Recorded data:
(begin)

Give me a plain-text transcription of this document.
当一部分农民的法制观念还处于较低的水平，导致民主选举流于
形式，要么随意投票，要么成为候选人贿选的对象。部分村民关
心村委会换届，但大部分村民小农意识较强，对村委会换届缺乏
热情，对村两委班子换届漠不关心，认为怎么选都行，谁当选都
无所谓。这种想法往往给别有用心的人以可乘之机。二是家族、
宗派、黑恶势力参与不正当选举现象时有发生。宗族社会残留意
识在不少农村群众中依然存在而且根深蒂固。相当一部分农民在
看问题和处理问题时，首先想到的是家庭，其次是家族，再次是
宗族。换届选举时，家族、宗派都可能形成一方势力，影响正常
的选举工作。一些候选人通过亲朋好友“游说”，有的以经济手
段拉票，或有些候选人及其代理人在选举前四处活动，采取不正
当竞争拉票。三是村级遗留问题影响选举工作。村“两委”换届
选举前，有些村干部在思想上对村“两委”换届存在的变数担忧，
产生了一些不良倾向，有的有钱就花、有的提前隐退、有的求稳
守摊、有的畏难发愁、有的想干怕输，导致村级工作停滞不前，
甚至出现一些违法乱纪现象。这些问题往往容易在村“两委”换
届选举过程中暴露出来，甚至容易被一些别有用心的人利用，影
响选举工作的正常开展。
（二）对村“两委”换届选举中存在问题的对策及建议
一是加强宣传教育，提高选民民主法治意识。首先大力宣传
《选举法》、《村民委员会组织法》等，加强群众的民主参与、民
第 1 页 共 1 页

(end)

WHAT THE TASK REQUIRES:
Quote the data in full, keeping each word unchanged.

SOLUTION TO THE PROBLEM:
Give me a plain-text transcription of this document.
当一部分农民的法制观念还处于较低的水平，导致民主选举流于
形式，要么随意投票，要么成为候选人贿选的对象。部分村民关
心村委会换届，但大部分村民小农意识较强，对村委会换届缺乏
热情，对村两委班子换届漠不关心，认为怎么选都行，谁当选都
无所谓。这种想法往往给别有用心的人以可乘之机。二是家族、
宗派、黑恶势力参与不正当选举现象时有发生。宗族社会残留意
识在不少农村群众中依然存在而且根深蒂固。相当一部分农民在
看问题和处理问题时，首先想到的是家庭，其次是家族，再次是
宗族。换届选举时，家族、宗派都可能形成一方势力，影响正常
的选举工作。一些候选人通过亲朋好友“游说”，有的以经济手
段拉票，或有些候选人及其代理人在选举前四处活动，采取不正
当竞争拉票。三是村级遗留问题影响选举工作。村“两委”换届
选举前，有些村干部在思想上对村“两委”换届存在的变数担忧，
产生了一些不良倾向，有的有钱就花、有的提前隐退、有的求稳
守摊、有的畏难发愁、有的想干怕输，导致村级工作停滞不前，
甚至出现一些违法乱纪现象。这些问题往往容易在村“两委”换
届选举过程中暴露出来，甚至容易被一些别有用心的人利用，影
响选举工作的正常开展。
（二）对村“两委”换届选举中存在问题的对策及建议
一是加强宣传教育，提高选民民主法治意识。首先大力宣传
《选举法》、《村民委员会组织法》等，加强群众的民主参与、民
第 1 页 共 1 页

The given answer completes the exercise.